Records about charts and figures
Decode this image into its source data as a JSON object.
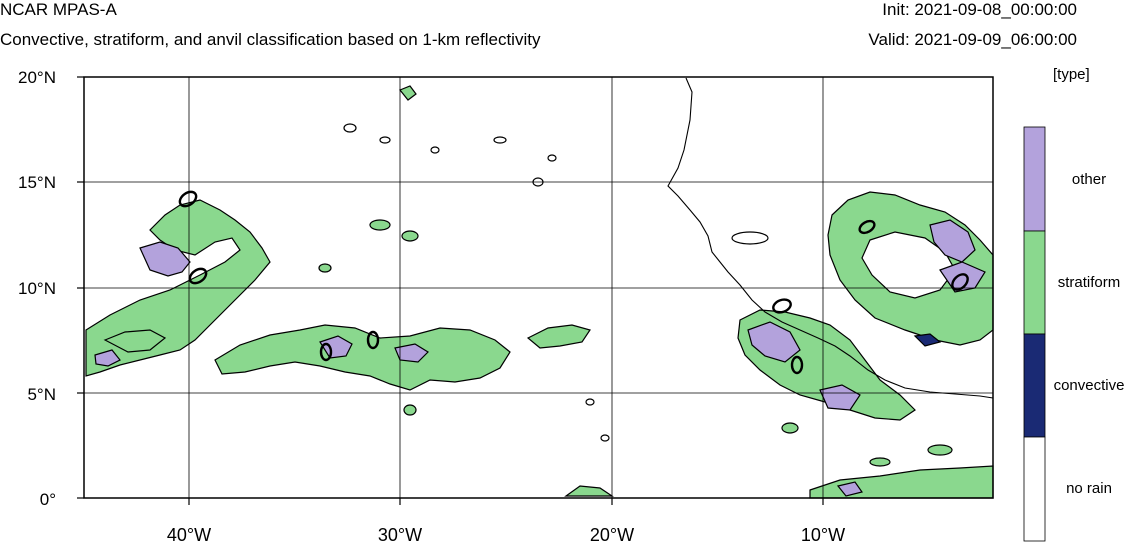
{
  "header": {
    "title": "NCAR MPAS-A",
    "subtitle": "Convective, stratiform, and anvil classification based on 1-km reflectivity",
    "init": "Init: 2021-09-08_00:00:00",
    "valid": "Valid: 2021-09-09_06:00:00"
  },
  "map": {
    "lat_labels": [
      "20°N",
      "15°N",
      "10°N",
      "5°N",
      "0°"
    ],
    "lon_labels": [
      "40°W",
      "30°W",
      "20°W",
      "10°W"
    ],
    "lat_range": [
      0,
      20
    ],
    "lon_range": [
      -45,
      -2.2
    ],
    "grid": true
  },
  "legend": {
    "units": "[type]",
    "items": [
      {
        "label": "other",
        "color": "#b3a2dc"
      },
      {
        "label": "stratiform",
        "color": "#8ad88e"
      },
      {
        "label": "convective",
        "color": "#1a2a74"
      },
      {
        "label": "no rain",
        "color": "#ffffff"
      }
    ]
  },
  "colors": {
    "other": "#b3a2dc",
    "stratiform": "#8ad88e",
    "convective": "#1a2a74",
    "no_rain": "#ffffff",
    "contour": "#000000"
  }
}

Given instruction
Your copy should hold every record word for word and none of the pictures.

Finished answer
Decode this image into its source data as a JSON object.
{
  "header": {
    "title": "NCAR MPAS-A",
    "subtitle": "Convective, stratiform, and anvil classification based on 1-km reflectivity",
    "init": "Init: 2021-09-08_00:00:00",
    "valid": "Valid: 2021-09-09_06:00:00"
  },
  "map": {
    "lat_labels": [
      "20°N",
      "15°N",
      "10°N",
      "5°N",
      "0°"
    ],
    "lon_labels": [
      "40°W",
      "30°W",
      "20°W",
      "10°W"
    ],
    "lat_range": [
      0,
      20
    ],
    "lon_range": [
      -45,
      -2.2
    ],
    "grid": true
  },
  "legend": {
    "units": "[type]",
    "items": [
      {
        "label": "other",
        "color": "#b3a2dc"
      },
      {
        "label": "stratiform",
        "color": "#8ad88e"
      },
      {
        "label": "convective",
        "color": "#1a2a74"
      },
      {
        "label": "no rain",
        "color": "#ffffff"
      }
    ]
  },
  "colors": {
    "other": "#b3a2dc",
    "stratiform": "#8ad88e",
    "convective": "#1a2a74",
    "no_rain": "#ffffff",
    "contour": "#000000"
  }
}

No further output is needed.